> _TASK INSTRUCTIONS_:
Pick out each line with the word "Open" from the material that follows.

[Dataset records]

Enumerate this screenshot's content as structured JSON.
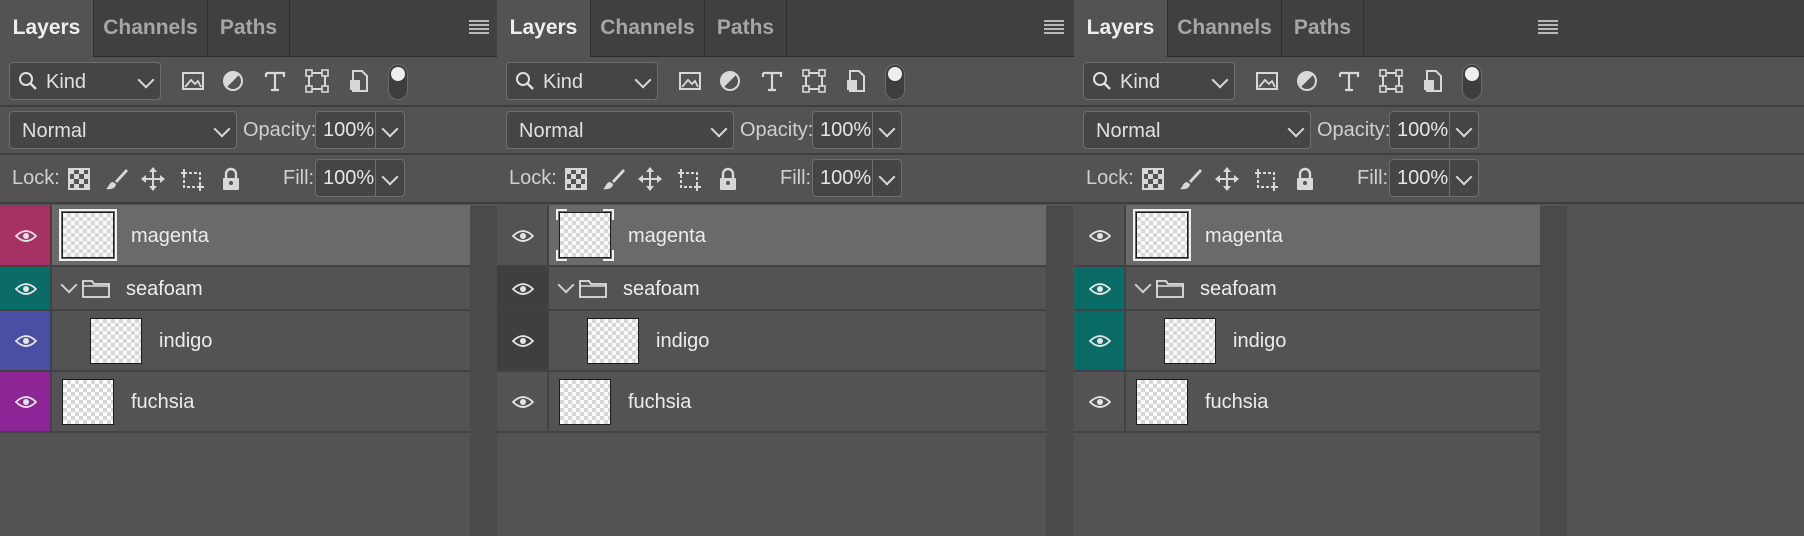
{
  "tabs": [
    "Layers",
    "Channels",
    "Paths"
  ],
  "filter": {
    "kind_label": "Kind"
  },
  "blend_mode": "Normal",
  "opacity": {
    "label": "Opacity:",
    "value": "100%"
  },
  "lock": {
    "label": "Lock:"
  },
  "fill": {
    "label": "Fill:",
    "value": "100%"
  },
  "layer_names": {
    "magenta": "magenta",
    "seafoam": "seafoam",
    "indigo": "indigo",
    "fuchsia": "fuchsia"
  },
  "colors": {
    "magenta": "#a53263",
    "seafoam": "#0b6c67",
    "indigo": "#4b4fa3",
    "fuchsia": "#8d2596",
    "none": "#535353",
    "dark": "#3f3f3f"
  },
  "panels": [
    {
      "eye_colors": [
        "magenta",
        "seafoam",
        "indigo",
        "fuchsia"
      ],
      "selection": "full"
    },
    {
      "eye_colors": [
        "none",
        "dark",
        "dark",
        "none"
      ],
      "selection": "corners"
    },
    {
      "eye_colors": [
        "none",
        "seafoam",
        "seafoam",
        "none"
      ],
      "selection": "full"
    }
  ]
}
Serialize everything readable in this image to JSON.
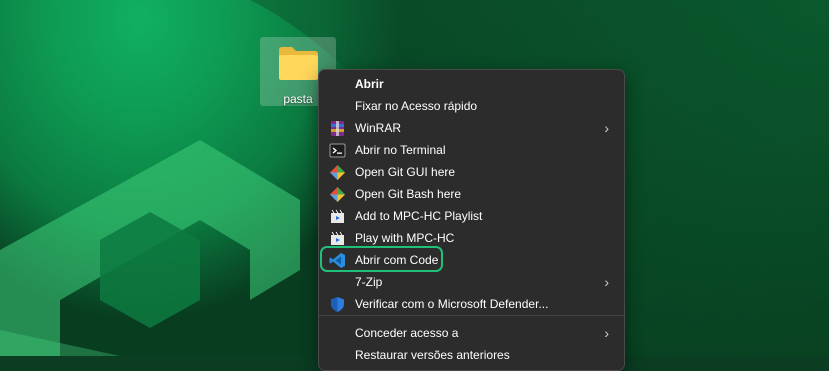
{
  "desktop": {
    "icons": [
      {
        "label": "pasta",
        "icon": "folder-icon"
      }
    ]
  },
  "context_menu": {
    "items": [
      {
        "label": "Abrir",
        "bold": true,
        "icon": "",
        "submenu": false
      },
      {
        "label": "Fixar no Acesso rápido",
        "icon": "",
        "submenu": false
      },
      {
        "label": "WinRAR",
        "icon": "winrar-icon",
        "submenu": true
      },
      {
        "label": "Abrir no Terminal",
        "icon": "terminal-icon",
        "submenu": false
      },
      {
        "label": "Open Git GUI here",
        "icon": "git-icon",
        "submenu": false
      },
      {
        "label": "Open Git Bash here",
        "icon": "git-icon",
        "submenu": false
      },
      {
        "label": "Add to MPC-HC Playlist",
        "icon": "mpc-hc-icon",
        "submenu": false
      },
      {
        "label": "Play with MPC-HC",
        "icon": "mpc-hc-icon",
        "submenu": false
      },
      {
        "label": "Abrir com Code",
        "icon": "vscode-icon",
        "submenu": false,
        "highlighted": true
      },
      {
        "label": "7-Zip",
        "icon": "",
        "submenu": true
      },
      {
        "label": "Verificar com o Microsoft Defender...",
        "icon": "defender-icon",
        "submenu": false
      },
      {
        "label": "Conceder acesso a",
        "icon": "",
        "submenu": true
      },
      {
        "label": "Restaurar versões anteriores",
        "icon": "",
        "submenu": false
      }
    ],
    "submenu_glyph": "›",
    "highlight_color": "#20c07a"
  }
}
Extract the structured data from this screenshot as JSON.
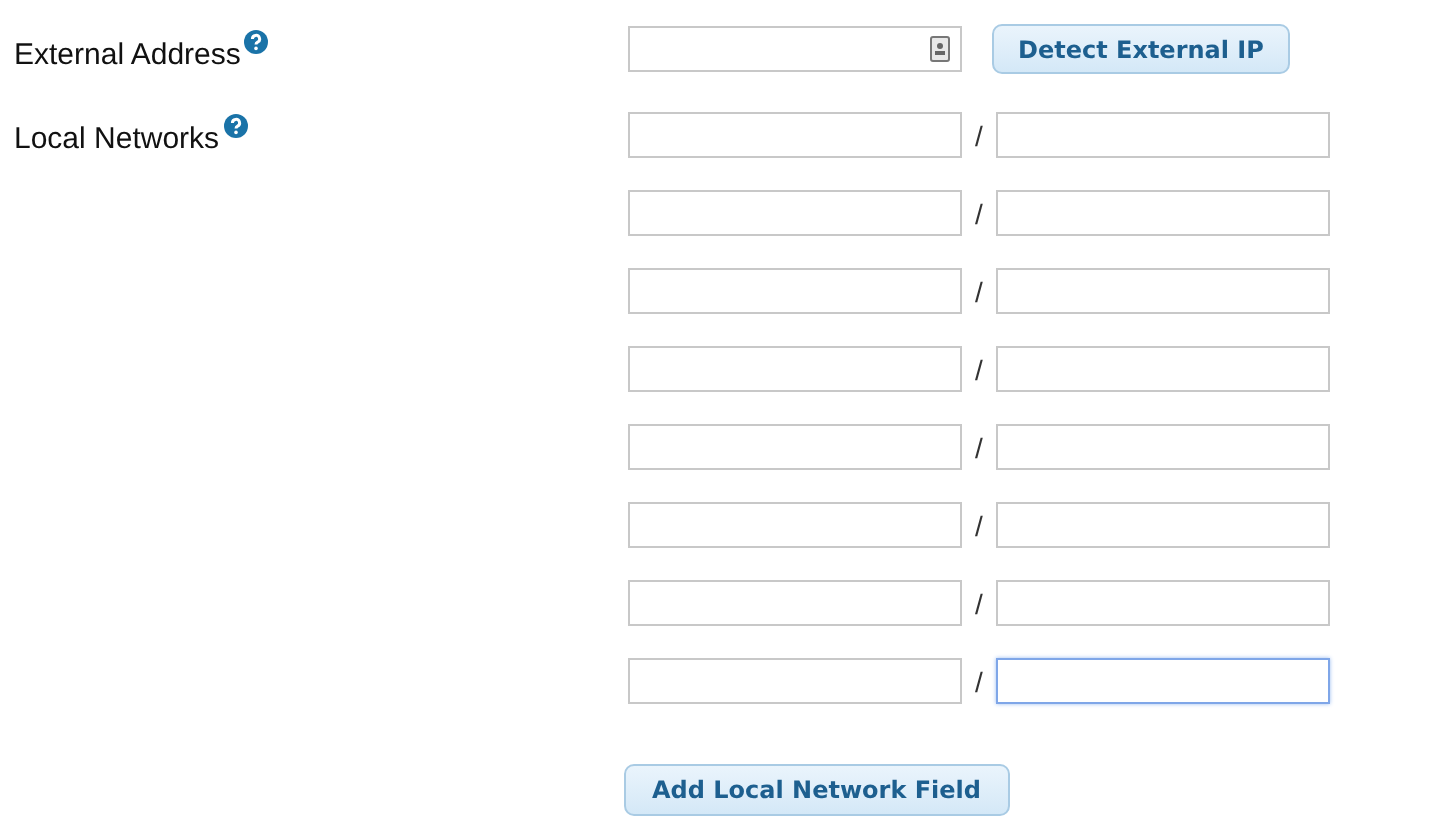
{
  "external_address": {
    "label": "External Address",
    "field": {
      "focused": false
    },
    "button": "Detect External IP"
  },
  "local_networks": {
    "label": "Local Networks",
    "separator": "/",
    "rows": [
      {
        "address": {
          "focused": false
        },
        "mask": {
          "focused": false
        }
      },
      {
        "address": {
          "focused": false
        },
        "mask": {
          "focused": false
        }
      },
      {
        "address": {
          "focused": false
        },
        "mask": {
          "focused": false
        }
      },
      {
        "address": {
          "focused": false
        },
        "mask": {
          "focused": false
        }
      },
      {
        "address": {
          "focused": false
        },
        "mask": {
          "focused": false
        }
      },
      {
        "address": {
          "focused": false
        },
        "mask": {
          "focused": false
        }
      },
      {
        "address": {
          "focused": false
        },
        "mask": {
          "focused": false
        }
      },
      {
        "address": {
          "focused": false
        },
        "mask": {
          "focused": true
        }
      }
    ],
    "add_button": "Add Local Network Field"
  }
}
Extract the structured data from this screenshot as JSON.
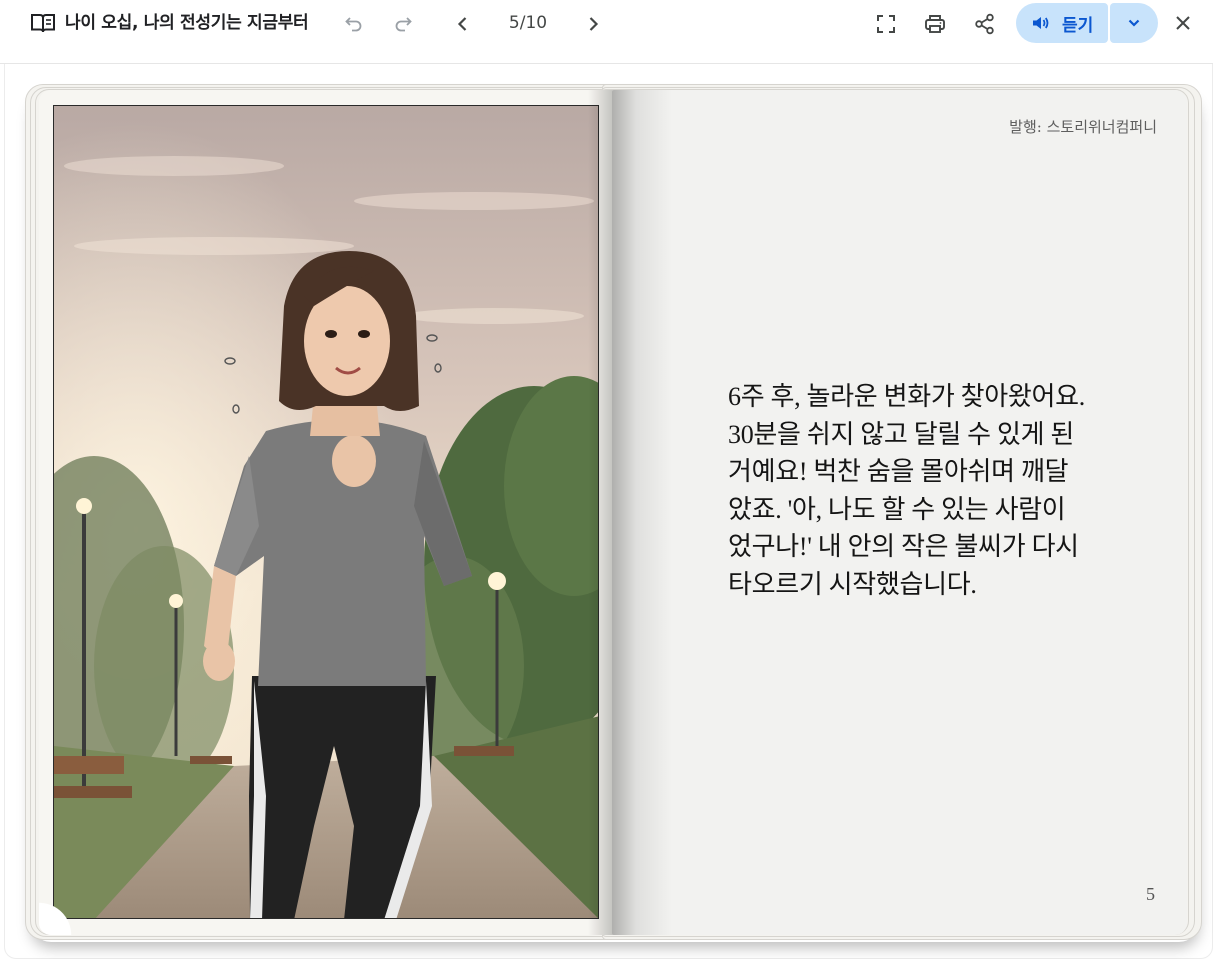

> _TASK OUTPUT_:
        "label": "Open Git GUI here",
        "label": "Open Git Bash here",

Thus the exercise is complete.